Return all the data, word for word.

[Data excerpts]
--------
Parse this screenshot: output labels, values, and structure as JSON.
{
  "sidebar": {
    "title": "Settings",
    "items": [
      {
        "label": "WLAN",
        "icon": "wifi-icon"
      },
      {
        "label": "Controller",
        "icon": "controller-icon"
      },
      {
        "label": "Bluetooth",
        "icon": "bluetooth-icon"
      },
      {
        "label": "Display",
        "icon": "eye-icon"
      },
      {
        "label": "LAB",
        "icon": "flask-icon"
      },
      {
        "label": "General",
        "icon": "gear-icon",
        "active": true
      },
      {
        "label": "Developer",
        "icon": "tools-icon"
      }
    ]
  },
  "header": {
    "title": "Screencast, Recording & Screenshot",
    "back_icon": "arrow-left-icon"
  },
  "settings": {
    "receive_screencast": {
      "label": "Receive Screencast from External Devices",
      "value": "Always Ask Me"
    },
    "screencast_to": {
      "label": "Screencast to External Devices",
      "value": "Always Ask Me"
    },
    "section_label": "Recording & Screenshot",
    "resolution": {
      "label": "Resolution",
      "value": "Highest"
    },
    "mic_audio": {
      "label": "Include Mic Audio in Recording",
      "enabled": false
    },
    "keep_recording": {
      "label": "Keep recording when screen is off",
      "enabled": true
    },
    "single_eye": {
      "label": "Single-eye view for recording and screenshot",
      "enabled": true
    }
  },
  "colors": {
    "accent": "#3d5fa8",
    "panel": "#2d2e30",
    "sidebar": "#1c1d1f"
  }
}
--------
Output below |
Parse this screenshot: output labels, values, and structure as JSON.
{
  "sidebar": {
    "title": "Settings",
    "items": [
      {
        "label": "WLAN",
        "icon": "wifi-icon"
      },
      {
        "label": "Controller",
        "icon": "controller-icon"
      },
      {
        "label": "Bluetooth",
        "icon": "bluetooth-icon"
      },
      {
        "label": "Display",
        "icon": "eye-icon"
      },
      {
        "label": "LAB",
        "icon": "flask-icon"
      },
      {
        "label": "General",
        "icon": "gear-icon",
        "active": true
      },
      {
        "label": "Developer",
        "icon": "tools-icon"
      }
    ]
  },
  "header": {
    "title": "Screencast, Recording & Screenshot",
    "back_icon": "arrow-left-icon"
  },
  "settings": {
    "receive_screencast": {
      "label": "Receive Screencast from External Devices",
      "value": "Always Ask Me"
    },
    "screencast_to": {
      "label": "Screencast to External Devices",
      "value": "Always Ask Me"
    },
    "section_label": "Recording & Screenshot",
    "resolution": {
      "label": "Resolution",
      "value": "Highest"
    },
    "mic_audio": {
      "label": "Include Mic Audio in Recording",
      "enabled": false
    },
    "keep_recording": {
      "label": "Keep recording when screen is off",
      "enabled": true
    },
    "single_eye": {
      "label": "Single-eye view for recording and screenshot",
      "enabled": true
    }
  },
  "colors": {
    "accent": "#3d5fa8",
    "panel": "#2d2e30",
    "sidebar": "#1c1d1f"
  }
}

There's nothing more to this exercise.